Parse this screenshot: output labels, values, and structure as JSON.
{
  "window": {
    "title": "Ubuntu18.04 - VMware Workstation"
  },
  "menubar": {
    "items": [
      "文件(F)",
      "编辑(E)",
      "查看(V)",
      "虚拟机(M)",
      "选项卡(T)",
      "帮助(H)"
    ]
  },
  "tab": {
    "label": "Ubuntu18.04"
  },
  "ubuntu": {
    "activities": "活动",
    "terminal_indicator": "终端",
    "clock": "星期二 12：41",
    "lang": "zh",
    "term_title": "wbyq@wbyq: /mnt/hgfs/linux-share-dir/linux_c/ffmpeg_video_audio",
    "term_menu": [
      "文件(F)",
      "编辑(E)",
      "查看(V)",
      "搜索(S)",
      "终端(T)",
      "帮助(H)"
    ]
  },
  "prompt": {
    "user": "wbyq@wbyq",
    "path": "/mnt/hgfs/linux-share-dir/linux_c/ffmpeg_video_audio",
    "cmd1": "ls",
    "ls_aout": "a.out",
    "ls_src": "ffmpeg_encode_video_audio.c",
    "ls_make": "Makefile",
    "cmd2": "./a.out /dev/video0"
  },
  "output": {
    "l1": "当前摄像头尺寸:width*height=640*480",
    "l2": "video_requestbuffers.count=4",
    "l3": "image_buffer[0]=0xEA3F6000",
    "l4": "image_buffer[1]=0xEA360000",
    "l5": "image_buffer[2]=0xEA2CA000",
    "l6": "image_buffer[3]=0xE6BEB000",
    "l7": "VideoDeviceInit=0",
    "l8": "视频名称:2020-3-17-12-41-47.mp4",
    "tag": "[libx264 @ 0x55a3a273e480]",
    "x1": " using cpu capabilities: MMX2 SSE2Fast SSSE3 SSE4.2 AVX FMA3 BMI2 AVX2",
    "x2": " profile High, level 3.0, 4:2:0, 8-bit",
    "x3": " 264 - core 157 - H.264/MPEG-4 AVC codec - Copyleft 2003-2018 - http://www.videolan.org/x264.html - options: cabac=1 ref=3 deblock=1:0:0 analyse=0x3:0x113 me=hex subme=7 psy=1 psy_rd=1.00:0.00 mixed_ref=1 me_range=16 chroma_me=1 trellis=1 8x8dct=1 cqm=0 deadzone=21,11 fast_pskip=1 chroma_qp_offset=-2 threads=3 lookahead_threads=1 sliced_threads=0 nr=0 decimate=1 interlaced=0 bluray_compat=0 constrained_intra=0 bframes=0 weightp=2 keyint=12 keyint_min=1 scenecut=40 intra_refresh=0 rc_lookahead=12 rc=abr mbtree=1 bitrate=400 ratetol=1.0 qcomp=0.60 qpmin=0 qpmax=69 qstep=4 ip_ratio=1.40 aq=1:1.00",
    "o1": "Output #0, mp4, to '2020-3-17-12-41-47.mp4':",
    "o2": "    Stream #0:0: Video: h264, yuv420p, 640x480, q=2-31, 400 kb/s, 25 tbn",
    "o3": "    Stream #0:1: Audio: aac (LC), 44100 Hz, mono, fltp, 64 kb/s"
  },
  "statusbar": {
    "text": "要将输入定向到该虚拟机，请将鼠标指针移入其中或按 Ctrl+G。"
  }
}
----
__WHAT IS EXPECTED__:
Repeat the material from above exactly, word for word.

__FULL OUTPUT__:
Parse this screenshot: output labels, values, and structure as JSON.
{
  "window": {
    "title": "Ubuntu18.04 - VMware Workstation"
  },
  "menubar": {
    "items": [
      "文件(F)",
      "编辑(E)",
      "查看(V)",
      "虚拟机(M)",
      "选项卡(T)",
      "帮助(H)"
    ]
  },
  "tab": {
    "label": "Ubuntu18.04"
  },
  "ubuntu": {
    "activities": "活动",
    "terminal_indicator": "终端",
    "clock": "星期二 12：41",
    "lang": "zh",
    "term_title": "wbyq@wbyq: /mnt/hgfs/linux-share-dir/linux_c/ffmpeg_video_audio",
    "term_menu": [
      "文件(F)",
      "编辑(E)",
      "查看(V)",
      "搜索(S)",
      "终端(T)",
      "帮助(H)"
    ]
  },
  "prompt": {
    "user": "wbyq@wbyq",
    "path": "/mnt/hgfs/linux-share-dir/linux_c/ffmpeg_video_audio",
    "cmd1": "ls",
    "ls_aout": "a.out",
    "ls_src": "ffmpeg_encode_video_audio.c",
    "ls_make": "Makefile",
    "cmd2": "./a.out /dev/video0"
  },
  "output": {
    "l1": "当前摄像头尺寸:width*height=640*480",
    "l2": "video_requestbuffers.count=4",
    "l3": "image_buffer[0]=0xEA3F6000",
    "l4": "image_buffer[1]=0xEA360000",
    "l5": "image_buffer[2]=0xEA2CA000",
    "l6": "image_buffer[3]=0xE6BEB000",
    "l7": "VideoDeviceInit=0",
    "l8": "视频名称:2020-3-17-12-41-47.mp4",
    "tag": "[libx264 @ 0x55a3a273e480]",
    "x1": " using cpu capabilities: MMX2 SSE2Fast SSSE3 SSE4.2 AVX FMA3 BMI2 AVX2",
    "x2": " profile High, level 3.0, 4:2:0, 8-bit",
    "x3": " 264 - core 157 - H.264/MPEG-4 AVC codec - Copyleft 2003-2018 - http://www.videolan.org/x264.html - options: cabac=1 ref=3 deblock=1:0:0 analyse=0x3:0x113 me=hex subme=7 psy=1 psy_rd=1.00:0.00 mixed_ref=1 me_range=16 chroma_me=1 trellis=1 8x8dct=1 cqm=0 deadzone=21,11 fast_pskip=1 chroma_qp_offset=-2 threads=3 lookahead_threads=1 sliced_threads=0 nr=0 decimate=1 interlaced=0 bluray_compat=0 constrained_intra=0 bframes=0 weightp=2 keyint=12 keyint_min=1 scenecut=40 intra_refresh=0 rc_lookahead=12 rc=abr mbtree=1 bitrate=400 ratetol=1.0 qcomp=0.60 qpmin=0 qpmax=69 qstep=4 ip_ratio=1.40 aq=1:1.00",
    "o1": "Output #0, mp4, to '2020-3-17-12-41-47.mp4':",
    "o2": "    Stream #0:0: Video: h264, yuv420p, 640x480, q=2-31, 400 kb/s, 25 tbn",
    "o3": "    Stream #0:1: Audio: aac (LC), 44100 Hz, mono, fltp, 64 kb/s"
  },
  "statusbar": {
    "text": "要将输入定向到该虚拟机，请将鼠标指针移入其中或按 Ctrl+G。"
  }
}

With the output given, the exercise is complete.